- What the task requires -
Nothing may be dropped or altered: reproduce all the data.

[Excerpts from a figure dataset]
↓↓↓

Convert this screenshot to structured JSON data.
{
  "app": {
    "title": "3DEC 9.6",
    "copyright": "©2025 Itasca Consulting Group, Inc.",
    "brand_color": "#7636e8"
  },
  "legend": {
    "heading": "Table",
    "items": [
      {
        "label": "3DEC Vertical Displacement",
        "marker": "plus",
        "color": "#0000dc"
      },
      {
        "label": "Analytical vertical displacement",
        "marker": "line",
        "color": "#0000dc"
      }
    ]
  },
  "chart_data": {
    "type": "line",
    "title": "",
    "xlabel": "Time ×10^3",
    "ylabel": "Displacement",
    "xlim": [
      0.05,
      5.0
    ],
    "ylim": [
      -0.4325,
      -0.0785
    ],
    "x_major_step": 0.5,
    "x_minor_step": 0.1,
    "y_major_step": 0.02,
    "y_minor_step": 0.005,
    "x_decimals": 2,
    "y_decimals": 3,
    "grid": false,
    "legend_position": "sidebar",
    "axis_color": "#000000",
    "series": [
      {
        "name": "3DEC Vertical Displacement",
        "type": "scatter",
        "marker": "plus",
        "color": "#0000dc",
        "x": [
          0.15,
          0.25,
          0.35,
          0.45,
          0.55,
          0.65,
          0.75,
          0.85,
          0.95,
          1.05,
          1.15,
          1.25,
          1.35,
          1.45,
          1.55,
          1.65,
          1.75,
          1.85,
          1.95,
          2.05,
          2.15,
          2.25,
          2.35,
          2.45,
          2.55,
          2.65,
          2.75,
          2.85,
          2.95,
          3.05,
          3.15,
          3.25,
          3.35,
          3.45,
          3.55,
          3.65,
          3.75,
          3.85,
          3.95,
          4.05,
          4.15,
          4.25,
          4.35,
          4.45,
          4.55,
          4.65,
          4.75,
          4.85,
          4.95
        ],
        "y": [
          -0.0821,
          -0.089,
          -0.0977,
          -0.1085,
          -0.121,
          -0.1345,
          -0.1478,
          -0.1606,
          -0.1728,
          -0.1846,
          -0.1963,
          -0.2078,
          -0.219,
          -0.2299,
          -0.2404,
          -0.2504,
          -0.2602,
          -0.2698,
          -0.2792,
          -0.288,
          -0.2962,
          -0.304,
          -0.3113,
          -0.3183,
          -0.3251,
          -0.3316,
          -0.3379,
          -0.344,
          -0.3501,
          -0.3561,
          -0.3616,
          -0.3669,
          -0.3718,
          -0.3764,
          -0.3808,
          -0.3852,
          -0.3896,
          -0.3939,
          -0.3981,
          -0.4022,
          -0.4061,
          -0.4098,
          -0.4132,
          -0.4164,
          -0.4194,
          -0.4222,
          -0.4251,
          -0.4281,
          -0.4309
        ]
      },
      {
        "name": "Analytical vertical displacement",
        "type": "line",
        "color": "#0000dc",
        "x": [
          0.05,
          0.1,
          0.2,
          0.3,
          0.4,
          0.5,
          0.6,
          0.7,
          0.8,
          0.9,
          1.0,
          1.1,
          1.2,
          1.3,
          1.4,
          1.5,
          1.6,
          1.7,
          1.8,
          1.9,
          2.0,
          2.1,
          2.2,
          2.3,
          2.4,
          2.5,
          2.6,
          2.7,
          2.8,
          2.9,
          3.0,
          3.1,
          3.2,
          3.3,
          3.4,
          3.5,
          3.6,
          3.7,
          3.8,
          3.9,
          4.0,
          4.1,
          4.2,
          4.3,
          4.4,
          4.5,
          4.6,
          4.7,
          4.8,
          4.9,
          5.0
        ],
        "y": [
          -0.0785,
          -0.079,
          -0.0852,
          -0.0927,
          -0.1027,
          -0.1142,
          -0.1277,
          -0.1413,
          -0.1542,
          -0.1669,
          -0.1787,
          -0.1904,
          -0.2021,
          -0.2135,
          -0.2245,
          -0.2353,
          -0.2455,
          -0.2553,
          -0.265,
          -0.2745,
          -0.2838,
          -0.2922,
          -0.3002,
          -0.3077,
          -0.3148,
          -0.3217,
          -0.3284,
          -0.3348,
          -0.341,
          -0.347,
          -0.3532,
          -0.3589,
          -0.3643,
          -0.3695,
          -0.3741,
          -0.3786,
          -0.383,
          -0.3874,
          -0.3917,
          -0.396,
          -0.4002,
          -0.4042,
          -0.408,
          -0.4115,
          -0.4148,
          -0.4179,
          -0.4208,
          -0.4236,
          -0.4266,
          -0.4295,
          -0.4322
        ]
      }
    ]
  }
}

↑↑↑

- Output of the task -
Convert this screenshot to structured JSON data.
{
  "app": {
    "title": "3DEC 9.6",
    "copyright": "©2025 Itasca Consulting Group, Inc.",
    "brand_color": "#7636e8"
  },
  "legend": {
    "heading": "Table",
    "items": [
      {
        "label": "3DEC Vertical Displacement",
        "marker": "plus",
        "color": "#0000dc"
      },
      {
        "label": "Analytical vertical displacement",
        "marker": "line",
        "color": "#0000dc"
      }
    ]
  },
  "chart_data": {
    "type": "line",
    "title": "",
    "xlabel": "Time ×10^3",
    "ylabel": "Displacement",
    "xlim": [
      0.05,
      5.0
    ],
    "ylim": [
      -0.4325,
      -0.0785
    ],
    "x_major_step": 0.5,
    "x_minor_step": 0.1,
    "y_major_step": 0.02,
    "y_minor_step": 0.005,
    "x_decimals": 2,
    "y_decimals": 3,
    "grid": false,
    "legend_position": "sidebar",
    "axis_color": "#000000",
    "series": [
      {
        "name": "3DEC Vertical Displacement",
        "type": "scatter",
        "marker": "plus",
        "color": "#0000dc",
        "x": [
          0.15,
          0.25,
          0.35,
          0.45,
          0.55,
          0.65,
          0.75,
          0.85,
          0.95,
          1.05,
          1.15,
          1.25,
          1.35,
          1.45,
          1.55,
          1.65,
          1.75,
          1.85,
          1.95,
          2.05,
          2.15,
          2.25,
          2.35,
          2.45,
          2.55,
          2.65,
          2.75,
          2.85,
          2.95,
          3.05,
          3.15,
          3.25,
          3.35,
          3.45,
          3.55,
          3.65,
          3.75,
          3.85,
          3.95,
          4.05,
          4.15,
          4.25,
          4.35,
          4.45,
          4.55,
          4.65,
          4.75,
          4.85,
          4.95
        ],
        "y": [
          -0.0821,
          -0.089,
          -0.0977,
          -0.1085,
          -0.121,
          -0.1345,
          -0.1478,
          -0.1606,
          -0.1728,
          -0.1846,
          -0.1963,
          -0.2078,
          -0.219,
          -0.2299,
          -0.2404,
          -0.2504,
          -0.2602,
          -0.2698,
          -0.2792,
          -0.288,
          -0.2962,
          -0.304,
          -0.3113,
          -0.3183,
          -0.3251,
          -0.3316,
          -0.3379,
          -0.344,
          -0.3501,
          -0.3561,
          -0.3616,
          -0.3669,
          -0.3718,
          -0.3764,
          -0.3808,
          -0.3852,
          -0.3896,
          -0.3939,
          -0.3981,
          -0.4022,
          -0.4061,
          -0.4098,
          -0.4132,
          -0.4164,
          -0.4194,
          -0.4222,
          -0.4251,
          -0.4281,
          -0.4309
        ]
      },
      {
        "name": "Analytical vertical displacement",
        "type": "line",
        "color": "#0000dc",
        "x": [
          0.05,
          0.1,
          0.2,
          0.3,
          0.4,
          0.5,
          0.6,
          0.7,
          0.8,
          0.9,
          1.0,
          1.1,
          1.2,
          1.3,
          1.4,
          1.5,
          1.6,
          1.7,
          1.8,
          1.9,
          2.0,
          2.1,
          2.2,
          2.3,
          2.4,
          2.5,
          2.6,
          2.7,
          2.8,
          2.9,
          3.0,
          3.1,
          3.2,
          3.3,
          3.4,
          3.5,
          3.6,
          3.7,
          3.8,
          3.9,
          4.0,
          4.1,
          4.2,
          4.3,
          4.4,
          4.5,
          4.6,
          4.7,
          4.8,
          4.9,
          5.0
        ],
        "y": [
          -0.0785,
          -0.079,
          -0.0852,
          -0.0927,
          -0.1027,
          -0.1142,
          -0.1277,
          -0.1413,
          -0.1542,
          -0.1669,
          -0.1787,
          -0.1904,
          -0.2021,
          -0.2135,
          -0.2245,
          -0.2353,
          -0.2455,
          -0.2553,
          -0.265,
          -0.2745,
          -0.2838,
          -0.2922,
          -0.3002,
          -0.3077,
          -0.3148,
          -0.3217,
          -0.3284,
          -0.3348,
          -0.341,
          -0.347,
          -0.3532,
          -0.3589,
          -0.3643,
          -0.3695,
          -0.3741,
          -0.3786,
          -0.383,
          -0.3874,
          -0.3917,
          -0.396,
          -0.4002,
          -0.4042,
          -0.408,
          -0.4115,
          -0.4148,
          -0.4179,
          -0.4208,
          -0.4236,
          -0.4266,
          -0.4295,
          -0.4322
        ]
      }
    ]
  }
}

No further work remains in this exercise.